------ Data lines

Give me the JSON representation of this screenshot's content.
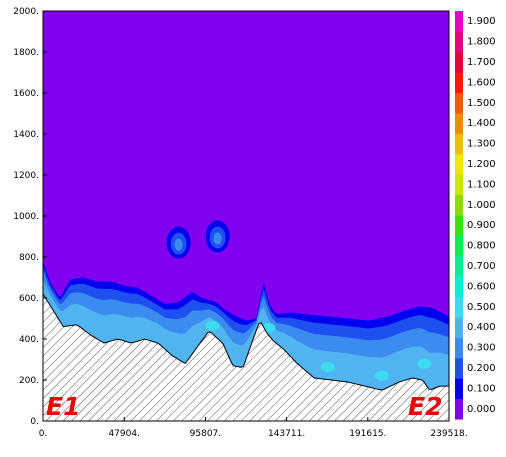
{
  "chart_data": {
    "type": "heatmap",
    "xlim": [
      0,
      239518
    ],
    "ylim": [
      0,
      2000
    ],
    "x_ticks": [
      "0.",
      "47904.",
      "95807.",
      "143711.",
      "191615.",
      "239518."
    ],
    "x_tick_values": [
      0,
      47904,
      95807,
      143711,
      191615,
      239518
    ],
    "y_ticks": [
      "0.",
      "200.",
      "400.",
      "600.",
      "800.",
      "1000.",
      "1200.",
      "1400.",
      "1600.",
      "1800.",
      "2000."
    ],
    "y_tick_values": [
      0,
      200,
      400,
      600,
      800,
      1000,
      1200,
      1400,
      1600,
      1800,
      2000
    ],
    "colorbar": {
      "levels": [
        "0.000",
        "0.100",
        "0.200",
        "0.300",
        "0.400",
        "0.500",
        "0.600",
        "0.700",
        "0.800",
        "0.900",
        "1.000",
        "1.100",
        "1.200",
        "1.300",
        "1.400",
        "1.500",
        "1.600",
        "1.700",
        "1.800",
        "1.900"
      ],
      "colors": [
        "#8200f0",
        "#0000f0",
        "#1e50f0",
        "#3c8cf0",
        "#50b4f0",
        "#3cdcf0",
        "#00f0d2",
        "#00f096",
        "#00f050",
        "#32e600",
        "#8cdc00",
        "#c8e600",
        "#f0e600",
        "#f0be00",
        "#f08c00",
        "#f05a00",
        "#f01e00",
        "#e6003c",
        "#e60082",
        "#e600c8"
      ]
    },
    "annotations": [
      "E1",
      "E2"
    ],
    "terrain_height": [
      [
        0,
        620
      ],
      [
        6000,
        540
      ],
      [
        12000,
        460
      ],
      [
        20000,
        470
      ],
      [
        28000,
        420
      ],
      [
        36000,
        380
      ],
      [
        44000,
        400
      ],
      [
        52000,
        380
      ],
      [
        60000,
        400
      ],
      [
        68000,
        380
      ],
      [
        76000,
        320
      ],
      [
        84000,
        280
      ],
      [
        90000,
        350
      ],
      [
        98000,
        440
      ],
      [
        106000,
        380
      ],
      [
        112000,
        270
      ],
      [
        118000,
        260
      ],
      [
        124000,
        400
      ],
      [
        128000,
        490
      ],
      [
        132000,
        430
      ],
      [
        136000,
        390
      ],
      [
        142000,
        350
      ],
      [
        150000,
        280
      ],
      [
        160000,
        210
      ],
      [
        170000,
        200
      ],
      [
        180000,
        190
      ],
      [
        190000,
        170
      ],
      [
        200000,
        150
      ],
      [
        210000,
        190
      ],
      [
        218000,
        210
      ],
      [
        224000,
        200
      ],
      [
        228000,
        150
      ],
      [
        234000,
        170
      ],
      [
        239518,
        170
      ]
    ],
    "field_top_0.1": [
      [
        0,
        780
      ],
      [
        4000,
        680
      ],
      [
        10000,
        600
      ],
      [
        16000,
        690
      ],
      [
        24000,
        700
      ],
      [
        32000,
        680
      ],
      [
        40000,
        680
      ],
      [
        48000,
        660
      ],
      [
        56000,
        650
      ],
      [
        64000,
        610
      ],
      [
        72000,
        570
      ],
      [
        80000,
        580
      ],
      [
        88000,
        630
      ],
      [
        94000,
        600
      ],
      [
        102000,
        580
      ],
      [
        108000,
        540
      ],
      [
        114000,
        510
      ],
      [
        120000,
        490
      ],
      [
        126000,
        500
      ],
      [
        130000,
        680
      ],
      [
        134000,
        560
      ],
      [
        138000,
        520
      ],
      [
        146000,
        530
      ],
      [
        156000,
        520
      ],
      [
        168000,
        510
      ],
      [
        180000,
        500
      ],
      [
        192000,
        490
      ],
      [
        204000,
        510
      ],
      [
        214000,
        540
      ],
      [
        222000,
        560
      ],
      [
        230000,
        550
      ],
      [
        239518,
        510
      ]
    ],
    "upper_blobs": [
      {
        "x": 80000,
        "y": 870
      },
      {
        "x": 103000,
        "y": 900
      }
    ]
  }
}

------------

Give every record back exactly as it reads, with no images.

Give me the JSON representation of this screenshot's content.
{
  "chart_data": {
    "type": "heatmap",
    "xlim": [
      0,
      239518
    ],
    "ylim": [
      0,
      2000
    ],
    "x_ticks": [
      "0.",
      "47904.",
      "95807.",
      "143711.",
      "191615.",
      "239518."
    ],
    "x_tick_values": [
      0,
      47904,
      95807,
      143711,
      191615,
      239518
    ],
    "y_ticks": [
      "0.",
      "200.",
      "400.",
      "600.",
      "800.",
      "1000.",
      "1200.",
      "1400.",
      "1600.",
      "1800.",
      "2000."
    ],
    "y_tick_values": [
      0,
      200,
      400,
      600,
      800,
      1000,
      1200,
      1400,
      1600,
      1800,
      2000
    ],
    "colorbar": {
      "levels": [
        "0.000",
        "0.100",
        "0.200",
        "0.300",
        "0.400",
        "0.500",
        "0.600",
        "0.700",
        "0.800",
        "0.900",
        "1.000",
        "1.100",
        "1.200",
        "1.300",
        "1.400",
        "1.500",
        "1.600",
        "1.700",
        "1.800",
        "1.900"
      ],
      "colors": [
        "#8200f0",
        "#0000f0",
        "#1e50f0",
        "#3c8cf0",
        "#50b4f0",
        "#3cdcf0",
        "#00f0d2",
        "#00f096",
        "#00f050",
        "#32e600",
        "#8cdc00",
        "#c8e600",
        "#f0e600",
        "#f0be00",
        "#f08c00",
        "#f05a00",
        "#f01e00",
        "#e6003c",
        "#e60082",
        "#e600c8"
      ]
    },
    "annotations": [
      "E1",
      "E2"
    ],
    "terrain_height": [
      [
        0,
        620
      ],
      [
        6000,
        540
      ],
      [
        12000,
        460
      ],
      [
        20000,
        470
      ],
      [
        28000,
        420
      ],
      [
        36000,
        380
      ],
      [
        44000,
        400
      ],
      [
        52000,
        380
      ],
      [
        60000,
        400
      ],
      [
        68000,
        380
      ],
      [
        76000,
        320
      ],
      [
        84000,
        280
      ],
      [
        90000,
        350
      ],
      [
        98000,
        440
      ],
      [
        106000,
        380
      ],
      [
        112000,
        270
      ],
      [
        118000,
        260
      ],
      [
        124000,
        400
      ],
      [
        128000,
        490
      ],
      [
        132000,
        430
      ],
      [
        136000,
        390
      ],
      [
        142000,
        350
      ],
      [
        150000,
        280
      ],
      [
        160000,
        210
      ],
      [
        170000,
        200
      ],
      [
        180000,
        190
      ],
      [
        190000,
        170
      ],
      [
        200000,
        150
      ],
      [
        210000,
        190
      ],
      [
        218000,
        210
      ],
      [
        224000,
        200
      ],
      [
        228000,
        150
      ],
      [
        234000,
        170
      ],
      [
        239518,
        170
      ]
    ],
    "field_top_0.1": [
      [
        0,
        780
      ],
      [
        4000,
        680
      ],
      [
        10000,
        600
      ],
      [
        16000,
        690
      ],
      [
        24000,
        700
      ],
      [
        32000,
        680
      ],
      [
        40000,
        680
      ],
      [
        48000,
        660
      ],
      [
        56000,
        650
      ],
      [
        64000,
        610
      ],
      [
        72000,
        570
      ],
      [
        80000,
        580
      ],
      [
        88000,
        630
      ],
      [
        94000,
        600
      ],
      [
        102000,
        580
      ],
      [
        108000,
        540
      ],
      [
        114000,
        510
      ],
      [
        120000,
        490
      ],
      [
        126000,
        500
      ],
      [
        130000,
        680
      ],
      [
        134000,
        560
      ],
      [
        138000,
        520
      ],
      [
        146000,
        530
      ],
      [
        156000,
        520
      ],
      [
        168000,
        510
      ],
      [
        180000,
        500
      ],
      [
        192000,
        490
      ],
      [
        204000,
        510
      ],
      [
        214000,
        540
      ],
      [
        222000,
        560
      ],
      [
        230000,
        550
      ],
      [
        239518,
        510
      ]
    ],
    "upper_blobs": [
      {
        "x": 80000,
        "y": 870
      },
      {
        "x": 103000,
        "y": 900
      }
    ]
  }
}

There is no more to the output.